■ **Required task**: Repeat the material below exactly, line for line.

■ **Records for this task**:
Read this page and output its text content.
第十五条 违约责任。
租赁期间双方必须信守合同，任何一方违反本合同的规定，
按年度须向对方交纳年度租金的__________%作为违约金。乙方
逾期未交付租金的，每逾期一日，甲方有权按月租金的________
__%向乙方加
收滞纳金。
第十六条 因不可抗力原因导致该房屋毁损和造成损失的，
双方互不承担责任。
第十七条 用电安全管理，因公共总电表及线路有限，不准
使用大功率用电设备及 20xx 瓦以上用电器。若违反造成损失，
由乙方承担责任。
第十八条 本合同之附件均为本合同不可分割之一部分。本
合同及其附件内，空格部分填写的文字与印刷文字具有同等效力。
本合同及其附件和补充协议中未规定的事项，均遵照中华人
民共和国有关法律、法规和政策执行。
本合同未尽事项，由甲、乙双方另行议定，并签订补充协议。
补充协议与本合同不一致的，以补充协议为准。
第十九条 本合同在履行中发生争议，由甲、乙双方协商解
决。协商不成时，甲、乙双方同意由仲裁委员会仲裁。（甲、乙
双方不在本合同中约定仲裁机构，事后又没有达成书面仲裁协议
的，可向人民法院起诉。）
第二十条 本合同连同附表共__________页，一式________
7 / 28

■ **Response to this exercise**:
Read this page and output its text content.
第十五条 违约责任。
租赁期间双方必须信守合同，任何一方违反本合同的规定，
按年度须向对方交纳年度租金的__________%作为违约金。乙方
逾期未交付租金的，每逾期一日，甲方有权按月租金的________
__%向乙方加
收滞纳金。
第十六条 因不可抗力原因导致该房屋毁损和造成损失的，
双方互不承担责任。
第十七条 用电安全管理，因公共总电表及线路有限，不准
使用大功率用电设备及 20xx 瓦以上用电器。若违反造成损失，
由乙方承担责任。
第十八条 本合同之附件均为本合同不可分割之一部分。本
合同及其附件内，空格部分填写的文字与印刷文字具有同等效力。
本合同及其附件和补充协议中未规定的事项，均遵照中华人
民共和国有关法律、法规和政策执行。
本合同未尽事项，由甲、乙双方另行议定，并签订补充协议。
补充协议与本合同不一致的，以补充协议为准。
第十九条 本合同在履行中发生争议，由甲、乙双方协商解
决。协商不成时，甲、乙双方同意由仲裁委员会仲裁。（甲、乙
双方不在本合同中约定仲裁机构，事后又没有达成书面仲裁协议
的，可向人民法院起诉。）
第二十条 本合同连同附表共__________页，一式________
7 / 28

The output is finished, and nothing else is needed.